*Work to complete*
Retype, exactly and with nothing added, the lines from the one showing "Transcribe the text in this document." through the final line of the material. Omit pictures.

*Given records*
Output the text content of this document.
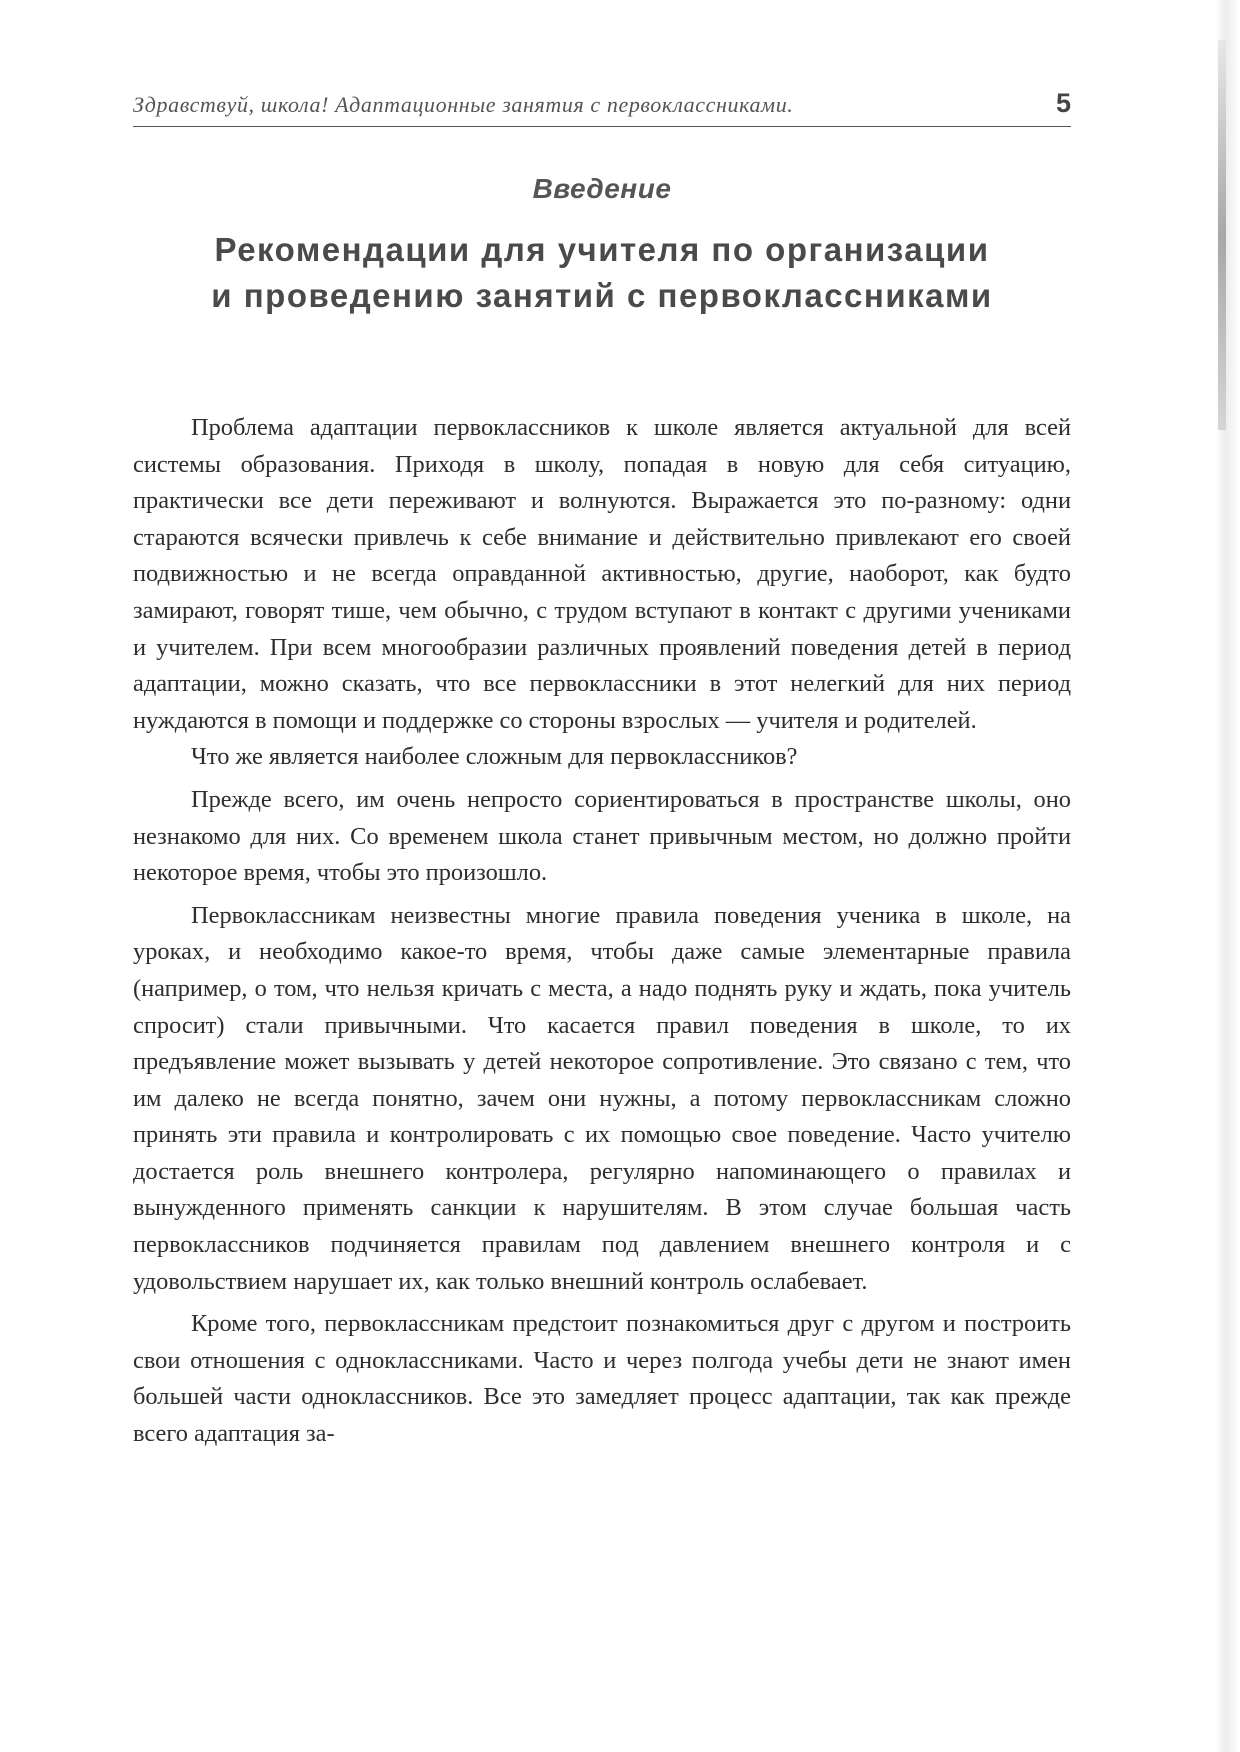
Здравствуй, школа! Адаптационные занятия с первоклассниками.	5
Введение
Рекомендации для учителя по организации
и проведению занятий с первоклассниками

Проблема адаптации первоклассников к школе является актуальной для всей системы образования. Приходя в школу, попадая в новую для себя ситуацию, практически все дети переживают и волнуются. Выражается это по-разному: одни стараются всячески привлечь к себе внимание и действительно привлекают его своей подвижностью и не всегда оправданной активностью, другие, наоборот, как будто замирают, говорят тише, чем обычно, с трудом вступают в контакт с другими учениками и учителем. При всем многообразии различных проявлений поведения детей в период адаптации, можно сказать, что все первоклассники в этот нелегкий для них период нуждаются в помощи и поддержке со стороны взрослых — учителя и родителей.

Что же является наиболее сложным для первоклассников?

Прежде всего, им очень непросто сориентироваться в пространстве школы, оно незнакомо для них. Со временем школа станет привычным местом, но должно пройти некоторое время, чтобы это произошло.

Первоклассникам неизвестны многие правила поведения ученика в школе, на уроках, и необходимо какое-то время, чтобы даже самые элементарные правила (например, о том, что нельзя кричать с места, а надо поднять руку и ждать, пока учитель спросит) стали привычными. Что касается правил поведения в школе, то их предъявление может вызывать у детей некоторое сопротивление. Это связано с тем, что им далеко не всегда понятно, зачем они нужны, а потому первоклассникам сложно принять эти правила и контролировать с их помощью свое поведение. Часто учителю достается роль внешнего контролера, регулярно напоминающего о правилах и вынужденного применять санкции к нарушителям. В этом случае большая часть первоклассников подчиняется правилам под давлением внешнего контроля и с удовольствием нарушает их, как только внешний контроль ослабевает.

Кроме того, первоклассникам предстоит познакомиться друг с другом и построить свои отношения с одноклассниками. Часто и через полгода учебы дети не знают имен большей части одноклассников. Все это замедляет процесс адаптации, так как прежде всего адаптация за-
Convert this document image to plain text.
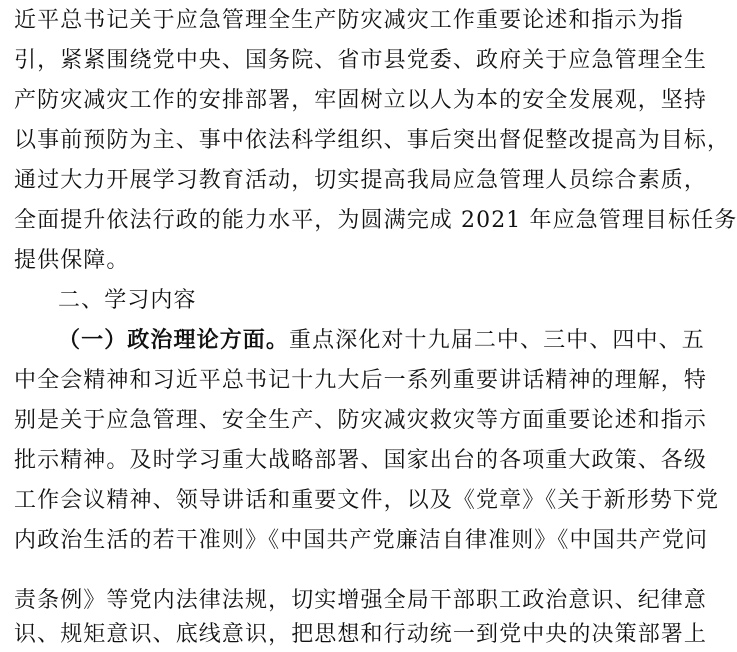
近平总书记关于应急管理全生产防灾减灾工作重要论述和指示为指
引，紧紧围绕党中央、国务院、省市县党委、政府关于应急管理全生
产防灾减灾工作的安排部署，牢固树立以人为本的安全发展观，坚持
以事前预防为主、事中依法科学组织、事后突出督促整改提高为目标，
通过大力开展学习教育活动，切实提高我局应急管理人员综合素质，
全面提升依法行政的能力水平，为圆满完成 2021 年应急管理目标任务
提供保障。
二、学习内容
（一）政治理论方面。重点深化对十九届二中、三中、四中、五
中全会精神和习近平总书记十九大后一系列重要讲话精神的理解，特
别是关于应急管理、安全生产、防灾减灾救灾等方面重要论述和指示
批示精神。及时学习重大战略部署、国家出台的各项重大政策、各级
工作会议精神、领导讲话和重要文件，以及《党章》《关于新形势下党
内政治生活的若干准则》《中国共产党廉洁自律准则》《中国共产党问
责条例》等党内法律法规，切实增强全局干部职工政治意识、纪律意
识、规矩意识、底线意识，把思想和行动统一到党中央的决策部署上
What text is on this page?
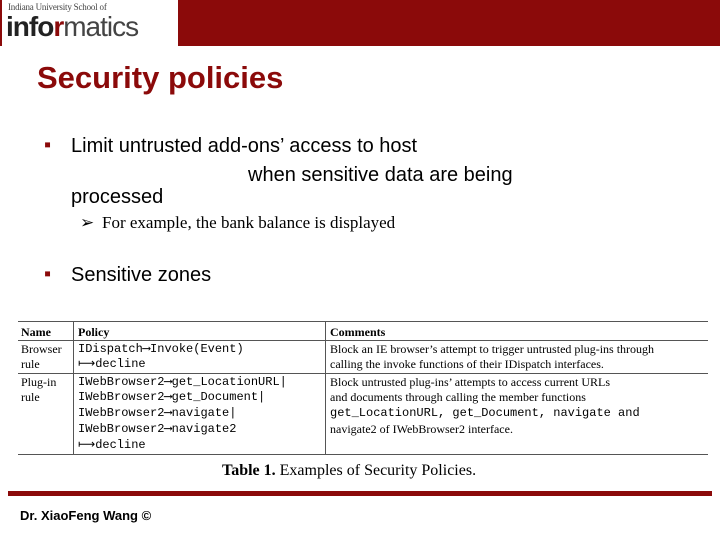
Indiana University School of
informatics
Security policies
▪ Limit untrusted add-ons’ access to host
when sensitive data are being
processed
➢ For example, the bank balance is displayed
▪ Sensitive zones
Name Policy	Comments
Browser
rule
IDispatch⟶Invoke(Event)
⟼decline
Block an IE browser’s attempt to trigger untrusted plug-ins through
calling the invoke functions of their IDispatch interfaces.
Plug-in
rule
IWebBrowser2⟶get_LocationURL|
IWebBrowser2⟶get_Document|
IWebBrowser2⟶navigate|
IWebBrowser2⟶navigate2
⟼decline
Block untrusted plug-ins’ attempts to access current URLs
and documents through calling the member functions
get_LocationURL, get_Document, navigate and
navigate2 of IWebBrowser2 interface.
Table 1. Examples of Security Policies.
Dr. XiaoFeng Wang ©
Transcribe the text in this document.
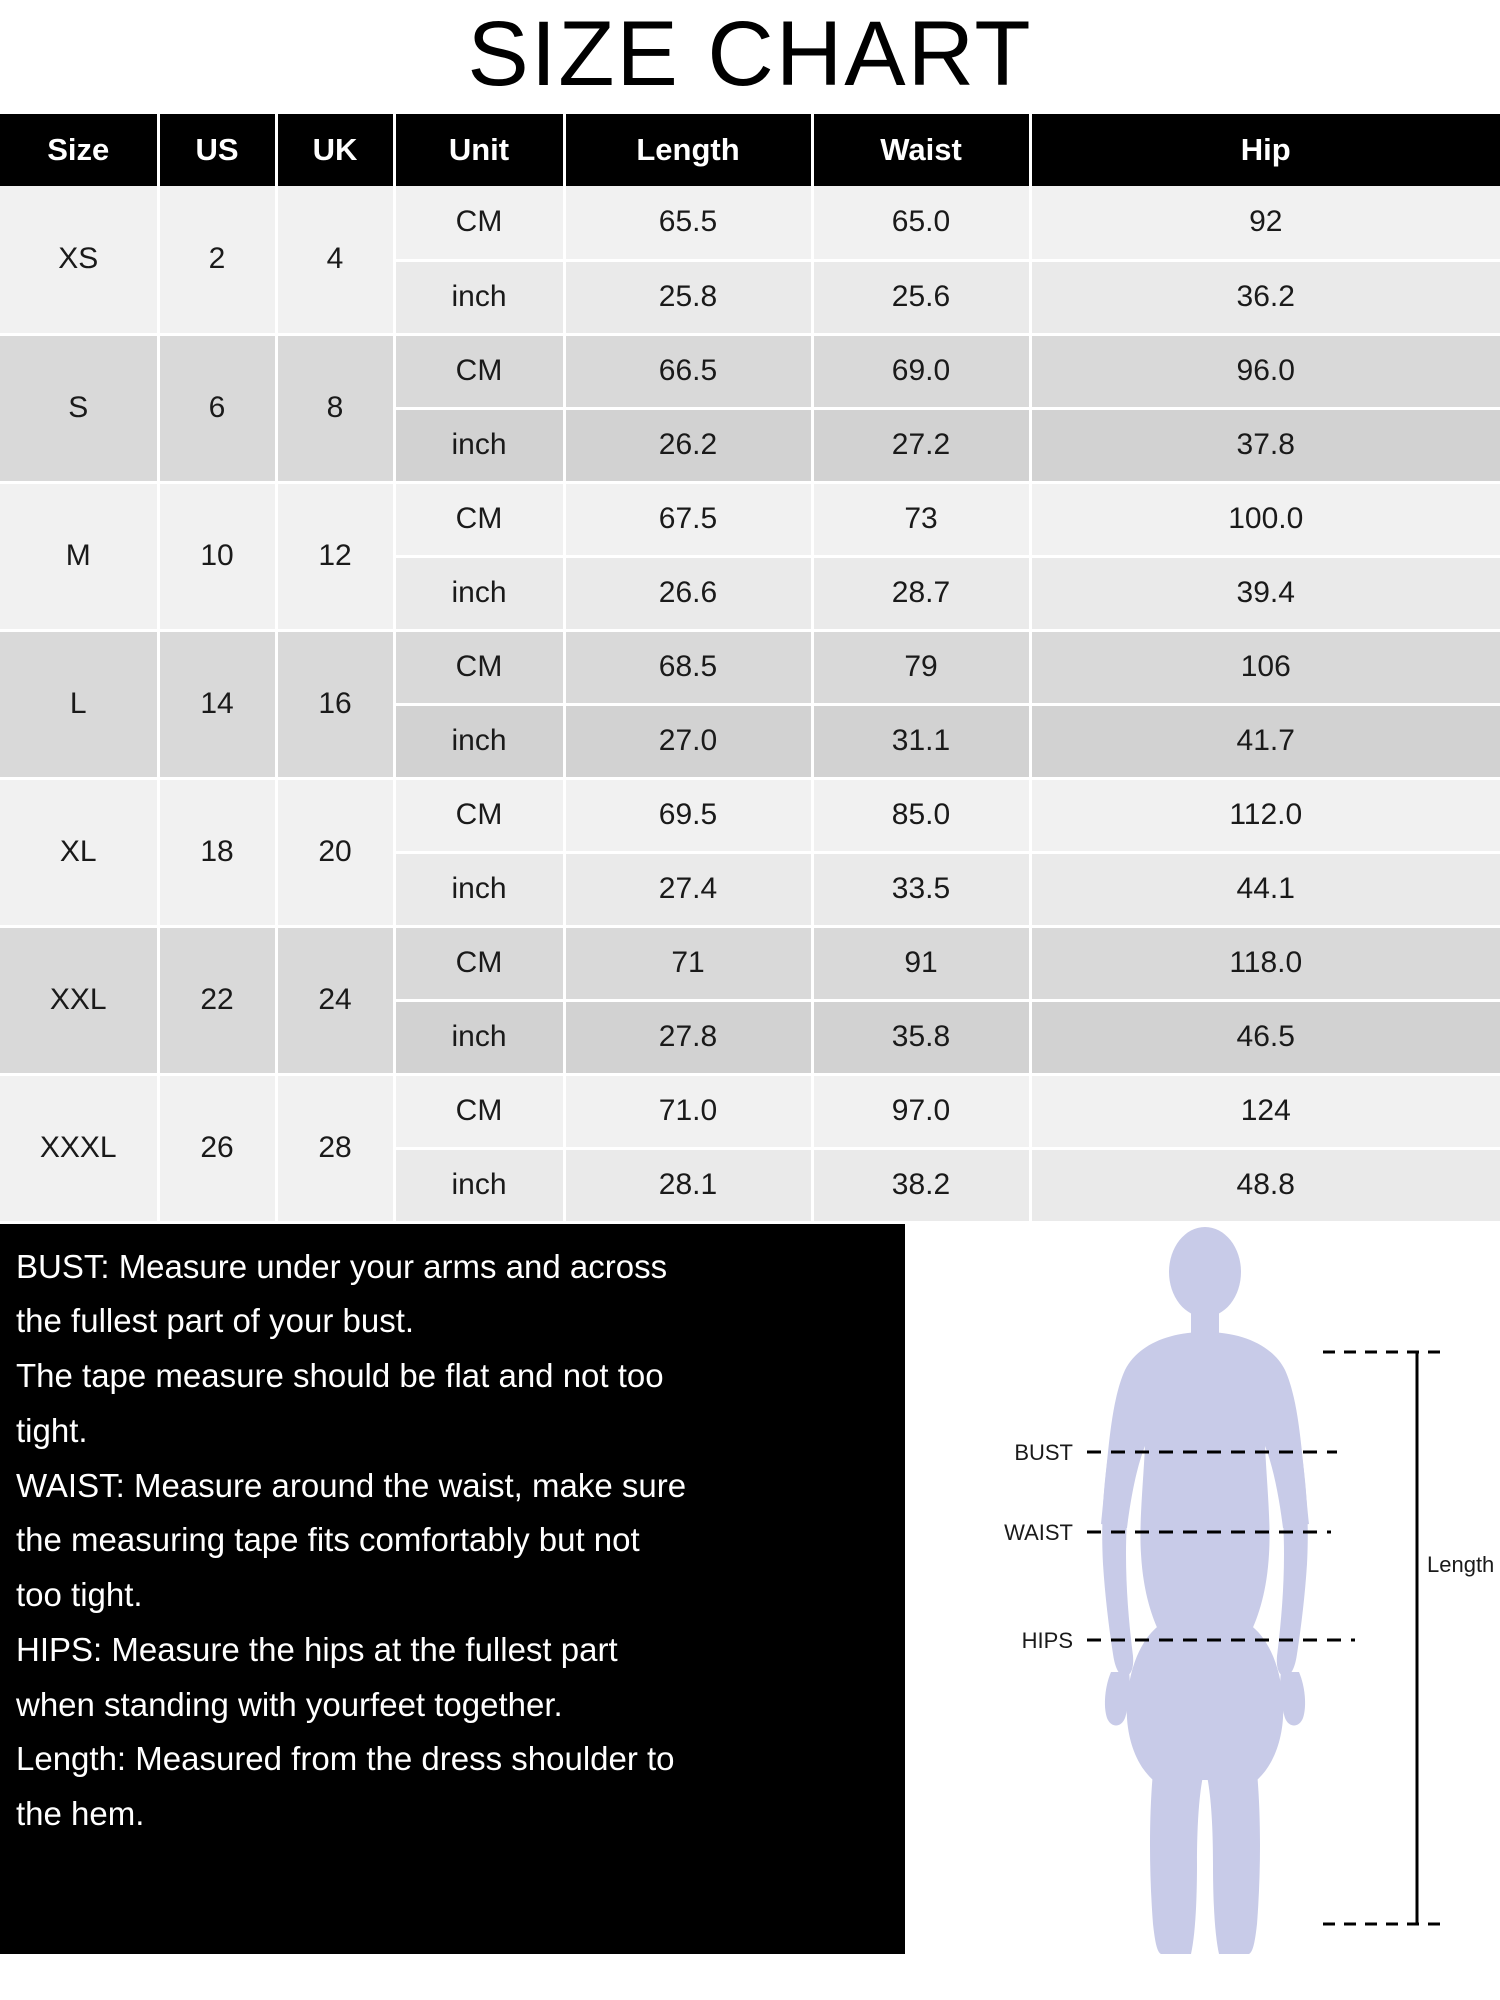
SIZE CHART
Size	US	UK	Unit	Length	Waist	Hip
XS	2	4	CM	65.5	65.0	92
			inch	25.8	25.6	36.2
S	6	8	CM	66.5	69.0	96.0
			inch	26.2	27.2	37.8
M	10	12	CM	67.5	73	100.0
			inch	26.6	28.7	39.4
L	14	16	CM	68.5	79	106
			inch	27.0	31.1	41.7
XL	18	20	CM	69.5	85.0	112.0
			inch	27.4	33.5	44.1
XXL	22	24	CM	71	91	118.0
			inch	27.8	35.8	46.5
XXXL	26	28	CM	71.0	97.0	124
			inch	28.1	38.2	48.8

BUST: Measure under your arms and across

the fullest part of your bust.

The tape measure should be flat and not too

tight.

WAIST: Measure around the waist, make sure

the measuring tape fits comfortably but not

too tight.

HIPS: Measure the hips at the fullest part

when standing with yourfeet together.

Length: Measured from the dress shoulder to

the hem.

Length
BUST
WAIST
HIPS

*Answer to this exercise*
Transcribe the text in this document.
SIZE CHART
Size	US	UK	Unit	Length	Waist	Hip
XS	2	4	CM	65.5	65.0	92
			inch	25.8	25.6	36.2
S	6	8	CM	66.5	69.0	96.0
			inch	26.2	27.2	37.8
M	10	12	CM	67.5	73	100.0
			inch	26.6	28.7	39.4
L	14	16	CM	68.5	79	106
			inch	27.0	31.1	41.7
XL	18	20	CM	69.5	85.0	112.0
			inch	27.4	33.5	44.1
XXL	22	24	CM	71	91	118.0
			inch	27.8	35.8	46.5
XXXL	26	28	CM	71.0	97.0	124
			inch	28.1	38.2	48.8

BUST: Measure under your arms and across

the fullest part of your bust.

The tape measure should be flat and not too

tight.

WAIST: Measure around the waist, make sure

the measuring tape fits comfortably but not

too tight.

HIPS: Measure the hips at the fullest part

when standing with yourfeet together.

Length: Measured from the dress shoulder to

the hem.

Length
BUST
WAIST
HIPS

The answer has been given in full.